**What is asked**
Quote the entries that follow exactly, leaving none out.
--- Start of Provided information ---
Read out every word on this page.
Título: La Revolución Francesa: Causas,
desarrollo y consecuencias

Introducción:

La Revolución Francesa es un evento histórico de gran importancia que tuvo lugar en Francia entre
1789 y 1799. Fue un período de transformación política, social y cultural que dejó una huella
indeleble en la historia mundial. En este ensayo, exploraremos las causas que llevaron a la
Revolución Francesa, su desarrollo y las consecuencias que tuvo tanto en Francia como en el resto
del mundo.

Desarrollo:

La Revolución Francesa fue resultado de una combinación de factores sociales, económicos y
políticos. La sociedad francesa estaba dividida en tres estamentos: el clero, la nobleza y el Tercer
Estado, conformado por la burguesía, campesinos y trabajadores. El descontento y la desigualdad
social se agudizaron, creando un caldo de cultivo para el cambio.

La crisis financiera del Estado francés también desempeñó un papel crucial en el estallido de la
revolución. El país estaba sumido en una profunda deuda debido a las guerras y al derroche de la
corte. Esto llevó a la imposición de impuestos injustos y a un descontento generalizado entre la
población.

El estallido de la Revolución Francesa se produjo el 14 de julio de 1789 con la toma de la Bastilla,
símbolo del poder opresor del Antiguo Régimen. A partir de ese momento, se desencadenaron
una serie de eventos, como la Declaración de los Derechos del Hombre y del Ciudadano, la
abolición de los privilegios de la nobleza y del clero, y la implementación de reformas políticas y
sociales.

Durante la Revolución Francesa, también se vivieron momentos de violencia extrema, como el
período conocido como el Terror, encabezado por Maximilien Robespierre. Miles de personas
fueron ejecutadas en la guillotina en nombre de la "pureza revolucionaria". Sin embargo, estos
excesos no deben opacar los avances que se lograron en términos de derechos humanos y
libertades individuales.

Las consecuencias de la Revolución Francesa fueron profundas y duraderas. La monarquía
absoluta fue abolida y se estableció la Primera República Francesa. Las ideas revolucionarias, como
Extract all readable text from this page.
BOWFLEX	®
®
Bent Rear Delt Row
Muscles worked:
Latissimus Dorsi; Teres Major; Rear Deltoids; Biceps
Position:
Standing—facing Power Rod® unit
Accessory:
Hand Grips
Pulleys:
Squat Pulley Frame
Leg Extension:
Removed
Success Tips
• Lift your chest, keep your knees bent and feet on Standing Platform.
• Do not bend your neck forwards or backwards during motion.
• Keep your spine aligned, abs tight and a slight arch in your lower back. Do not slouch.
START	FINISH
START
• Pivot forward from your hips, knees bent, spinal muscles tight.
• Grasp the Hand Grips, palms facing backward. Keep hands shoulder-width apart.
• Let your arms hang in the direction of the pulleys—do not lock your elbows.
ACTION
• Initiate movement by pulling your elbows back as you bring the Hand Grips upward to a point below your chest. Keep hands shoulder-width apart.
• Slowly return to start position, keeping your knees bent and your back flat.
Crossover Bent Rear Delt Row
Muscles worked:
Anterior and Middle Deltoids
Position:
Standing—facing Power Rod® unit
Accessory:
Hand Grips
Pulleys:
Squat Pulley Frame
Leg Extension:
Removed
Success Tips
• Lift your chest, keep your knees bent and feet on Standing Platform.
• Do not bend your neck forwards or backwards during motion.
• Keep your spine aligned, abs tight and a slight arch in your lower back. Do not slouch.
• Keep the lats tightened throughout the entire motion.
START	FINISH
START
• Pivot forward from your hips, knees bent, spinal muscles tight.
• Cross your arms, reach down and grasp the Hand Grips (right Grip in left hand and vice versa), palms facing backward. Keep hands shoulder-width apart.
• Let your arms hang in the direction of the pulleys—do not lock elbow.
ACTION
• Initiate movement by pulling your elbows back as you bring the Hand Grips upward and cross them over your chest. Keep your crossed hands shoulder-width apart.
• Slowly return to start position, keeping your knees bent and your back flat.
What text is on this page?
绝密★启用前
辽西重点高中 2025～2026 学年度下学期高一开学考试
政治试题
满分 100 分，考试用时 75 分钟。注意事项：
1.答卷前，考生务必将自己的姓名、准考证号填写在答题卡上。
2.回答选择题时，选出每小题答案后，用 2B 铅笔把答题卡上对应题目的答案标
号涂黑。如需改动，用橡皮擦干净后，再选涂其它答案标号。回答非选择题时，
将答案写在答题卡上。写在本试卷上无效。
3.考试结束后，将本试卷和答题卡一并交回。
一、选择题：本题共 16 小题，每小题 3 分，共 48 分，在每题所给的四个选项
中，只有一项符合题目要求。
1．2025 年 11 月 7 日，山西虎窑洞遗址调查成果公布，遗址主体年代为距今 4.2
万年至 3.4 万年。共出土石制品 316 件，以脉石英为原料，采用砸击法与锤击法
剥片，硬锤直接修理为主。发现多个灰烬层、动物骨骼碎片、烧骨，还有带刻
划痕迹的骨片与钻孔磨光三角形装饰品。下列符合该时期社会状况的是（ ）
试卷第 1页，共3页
--- End of Provided information ---
**Correct response**
Read out every word on this page.
Título: La Revolución Francesa: Causas,
desarrollo y consecuencias

Introducción:

La Revolución Francesa es un evento histórico de gran importancia que tuvo lugar en Francia entre
1789 y 1799. Fue un período de transformación política, social y cultural que dejó una huella
indeleble en la historia mundial. En este ensayo, exploraremos las causas que llevaron a la
Revolución Francesa, su desarrollo y las consecuencias que tuvo tanto en Francia como en el resto
del mundo.

Desarrollo:

La Revolución Francesa fue resultado de una combinación de factores sociales, económicos y
políticos. La sociedad francesa estaba dividida en tres estamentos: el clero, la nobleza y el Tercer
Estado, conformado por la burguesía, campesinos y trabajadores. El descontento y la desigualdad
social se agudizaron, creando un caldo de cultivo para el cambio.

La crisis financiera del Estado francés también desempeñó un papel crucial en el estallido de la
revolución. El país estaba sumido en una profunda deuda debido a las guerras y al derroche de la
corte. Esto llevó a la imposición de impuestos injustos y a un descontento generalizado entre la
población.

El estallido de la Revolución Francesa se produjo el 14 de julio de 1789 con la toma de la Bastilla,
símbolo del poder opresor del Antiguo Régimen. A partir de ese momento, se desencadenaron
una serie de eventos, como la Declaración de los Derechos del Hombre y del Ciudadano, la
abolición de los privilegios de la nobleza y del clero, y la implementación de reformas políticas y
sociales.

Durante la Revolución Francesa, también se vivieron momentos de violencia extrema, como el
período conocido como el Terror, encabezado por Maximilien Robespierre. Miles de personas
fueron ejecutadas en la guillotina en nombre de la "pureza revolucionaria". Sin embargo, estos
excesos no deben opacar los avances que se lograron en términos de derechos humanos y
libertades individuales.

Las consecuencias de la Revolución Francesa fueron profundas y duraderas. La monarquía
absoluta fue abolida y se estableció la Primera República Francesa. Las ideas revolucionarias, como
Extract all readable text from this page.
BOWFLEX	®
®
Bent Rear Delt Row
Muscles worked:
Latissimus Dorsi; Teres Major; Rear Deltoids; Biceps
Position:
Standing—facing Power Rod® unit
Accessory:
Hand Grips
Pulleys:
Squat Pulley Frame
Leg Extension:
Removed
Success Tips
• Lift your chest, keep your knees bent and feet on Standing Platform.
• Do not bend your neck forwards or backwards during motion.
• Keep your spine aligned, abs tight and a slight arch in your lower back. Do not slouch.
START	FINISH
START
• Pivot forward from your hips, knees bent, spinal muscles tight.
• Grasp the Hand Grips, palms facing backward. Keep hands shoulder-width apart.
• Let your arms hang in the direction of the pulleys—do not lock your elbows.
ACTION
• Initiate movement by pulling your elbows back as you bring the Hand Grips upward to a point below your chest. Keep hands shoulder-width apart.
• Slowly return to start position, keeping your knees bent and your back flat.
Crossover Bent Rear Delt Row
Muscles worked:
Anterior and Middle Deltoids
Position:
Standing—facing Power Rod® unit
Accessory:
Hand Grips
Pulleys:
Squat Pulley Frame
Leg Extension:
Removed
Success Tips
• Lift your chest, keep your knees bent and feet on Standing Platform.
• Do not bend your neck forwards or backwards during motion.
• Keep your spine aligned, abs tight and a slight arch in your lower back. Do not slouch.
• Keep the lats tightened throughout the entire motion.
START	FINISH
START
• Pivot forward from your hips, knees bent, spinal muscles tight.
• Cross your arms, reach down and grasp the Hand Grips (right Grip in left hand and vice versa), palms facing backward. Keep hands shoulder-width apart.
• Let your arms hang in the direction of the pulleys—do not lock elbow.
ACTION
• Initiate movement by pulling your elbows back as you bring the Hand Grips upward and cross them over your chest. Keep your crossed hands shoulder-width apart.
• Slowly return to start position, keeping your knees bent and your back flat.
What text is on this page?
绝密★启用前
辽西重点高中 2025～2026 学年度下学期高一开学考试
政治试题
满分 100 分，考试用时 75 分钟。注意事项：
1.答卷前，考生务必将自己的姓名、准考证号填写在答题卡上。
2.回答选择题时，选出每小题答案后，用 2B 铅笔把答题卡上对应题目的答案标
号涂黑。如需改动，用橡皮擦干净后，再选涂其它答案标号。回答非选择题时，
将答案写在答题卡上。写在本试卷上无效。
3.考试结束后，将本试卷和答题卡一并交回。
一、选择题：本题共 16 小题，每小题 3 分，共 48 分，在每题所给的四个选项
中，只有一项符合题目要求。
1．2025 年 11 月 7 日，山西虎窑洞遗址调查成果公布，遗址主体年代为距今 4.2
万年至 3.4 万年。共出土石制品 316 件，以脉石英为原料，采用砸击法与锤击法
剥片，硬锤直接修理为主。发现多个灰烬层、动物骨骼碎片、烧骨，还有带刻
划痕迹的骨片与钻孔磨光三角形装饰品。下列符合该时期社会状况的是（ ）
试卷第 1页，共3页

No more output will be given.